Begin

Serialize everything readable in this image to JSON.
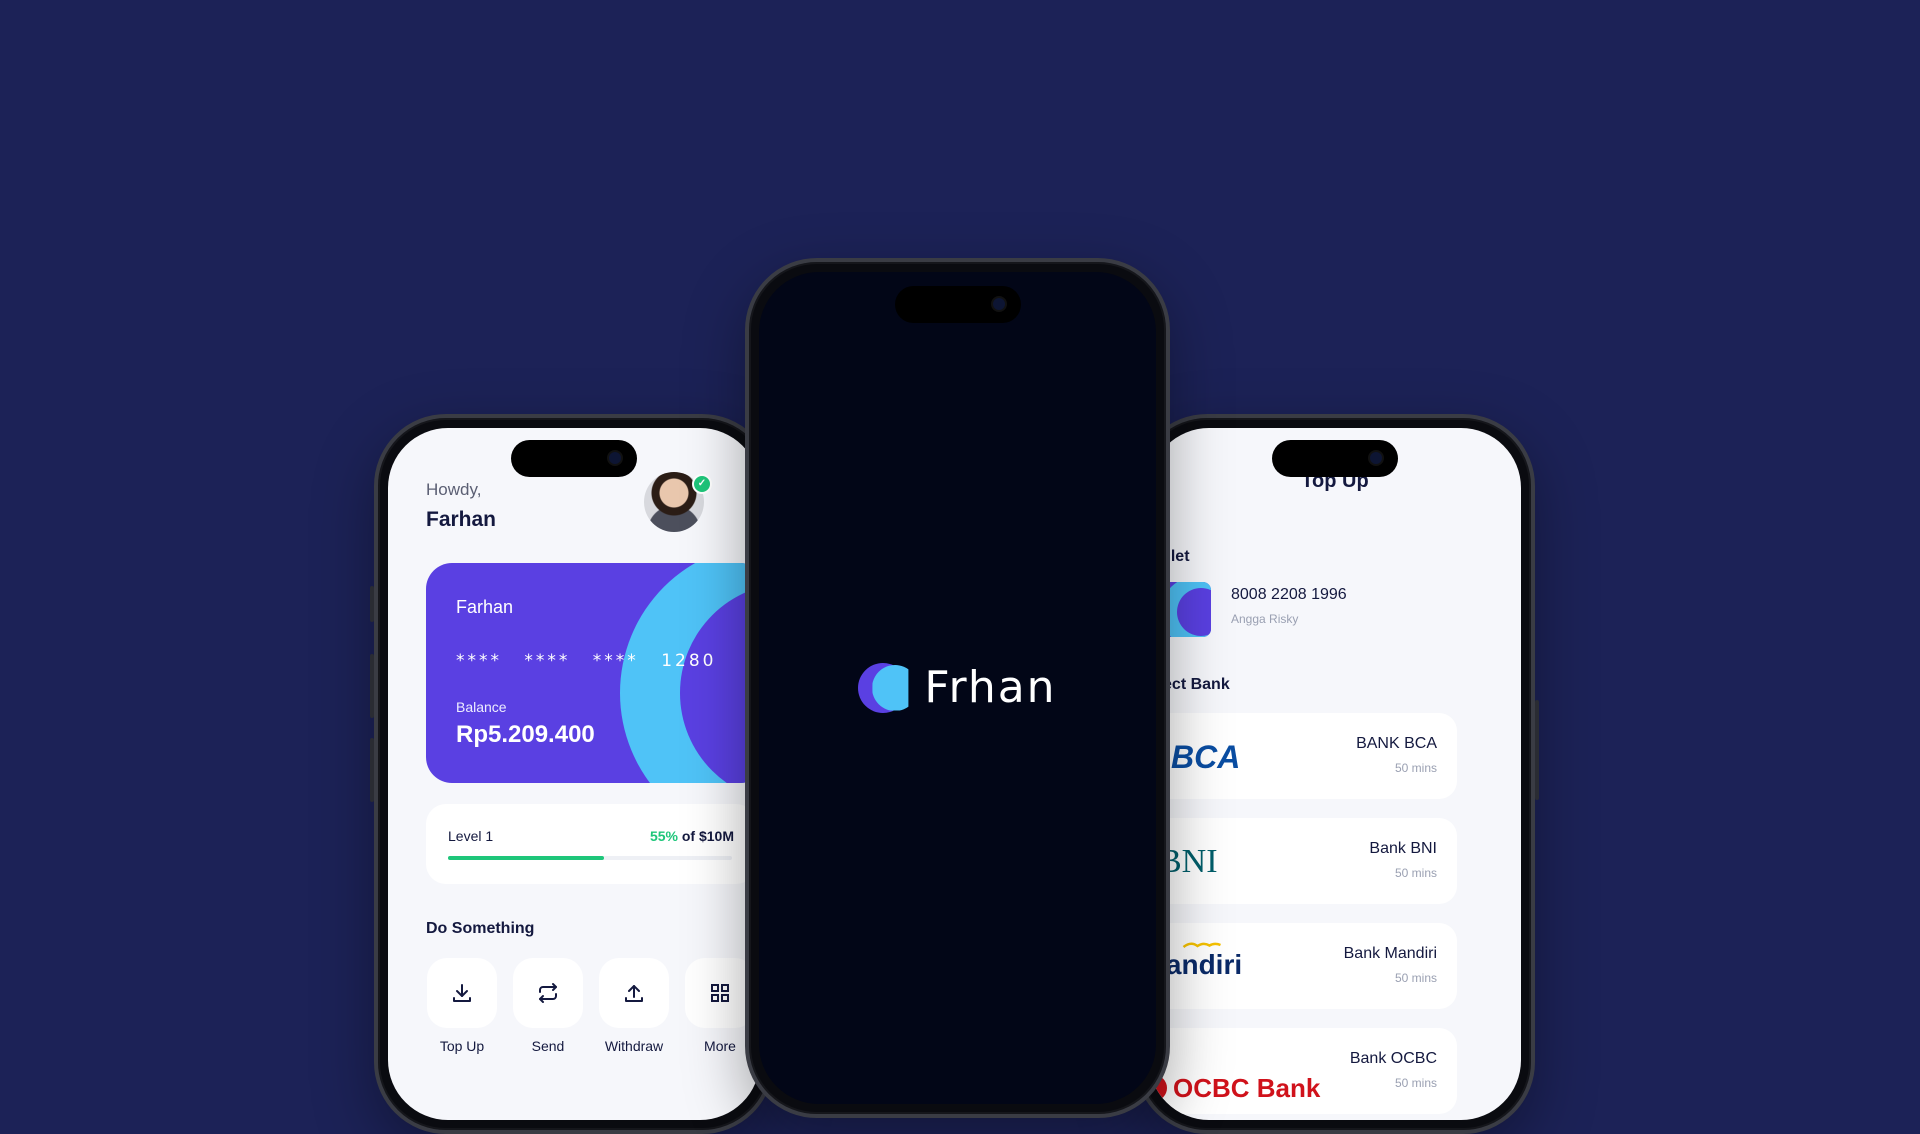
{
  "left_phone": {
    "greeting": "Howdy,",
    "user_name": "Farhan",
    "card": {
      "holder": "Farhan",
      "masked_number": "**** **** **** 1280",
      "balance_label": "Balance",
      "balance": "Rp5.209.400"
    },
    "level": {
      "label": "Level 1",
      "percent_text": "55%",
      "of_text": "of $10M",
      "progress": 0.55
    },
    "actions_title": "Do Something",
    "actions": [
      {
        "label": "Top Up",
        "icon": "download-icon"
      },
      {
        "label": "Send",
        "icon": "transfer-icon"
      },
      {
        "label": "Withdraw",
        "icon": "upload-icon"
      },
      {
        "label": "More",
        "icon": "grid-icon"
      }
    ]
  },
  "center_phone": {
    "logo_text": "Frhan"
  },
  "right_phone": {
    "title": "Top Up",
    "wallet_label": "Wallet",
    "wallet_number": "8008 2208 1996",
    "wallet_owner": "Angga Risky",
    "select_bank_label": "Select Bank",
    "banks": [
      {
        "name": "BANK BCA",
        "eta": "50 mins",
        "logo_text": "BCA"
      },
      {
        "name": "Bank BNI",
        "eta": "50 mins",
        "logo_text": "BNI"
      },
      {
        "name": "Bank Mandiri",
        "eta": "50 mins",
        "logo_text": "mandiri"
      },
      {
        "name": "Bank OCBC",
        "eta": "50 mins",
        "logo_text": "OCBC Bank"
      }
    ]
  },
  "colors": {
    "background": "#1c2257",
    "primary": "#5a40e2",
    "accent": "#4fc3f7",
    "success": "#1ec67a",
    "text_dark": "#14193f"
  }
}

End

Task details:
Write out the records above exactly as they stand, leaving out every picture.

Answer to this task:
Serialize everything readable in this image to JSON.
{
  "left_phone": {
    "greeting": "Howdy,",
    "user_name": "Farhan",
    "card": {
      "holder": "Farhan",
      "masked_number": "**** **** **** 1280",
      "balance_label": "Balance",
      "balance": "Rp5.209.400"
    },
    "level": {
      "label": "Level 1",
      "percent_text": "55%",
      "of_text": "of $10M",
      "progress": 0.55
    },
    "actions_title": "Do Something",
    "actions": [
      {
        "label": "Top Up",
        "icon": "download-icon"
      },
      {
        "label": "Send",
        "icon": "transfer-icon"
      },
      {
        "label": "Withdraw",
        "icon": "upload-icon"
      },
      {
        "label": "More",
        "icon": "grid-icon"
      }
    ]
  },
  "center_phone": {
    "logo_text": "Frhan"
  },
  "right_phone": {
    "title": "Top Up",
    "wallet_label": "Wallet",
    "wallet_number": "8008 2208 1996",
    "wallet_owner": "Angga Risky",
    "select_bank_label": "Select Bank",
    "banks": [
      {
        "name": "BANK BCA",
        "eta": "50 mins",
        "logo_text": "BCA"
      },
      {
        "name": "Bank BNI",
        "eta": "50 mins",
        "logo_text": "BNI"
      },
      {
        "name": "Bank Mandiri",
        "eta": "50 mins",
        "logo_text": "mandiri"
      },
      {
        "name": "Bank OCBC",
        "eta": "50 mins",
        "logo_text": "OCBC Bank"
      }
    ]
  },
  "colors": {
    "background": "#1c2257",
    "primary": "#5a40e2",
    "accent": "#4fc3f7",
    "success": "#1ec67a",
    "text_dark": "#14193f"
  }
}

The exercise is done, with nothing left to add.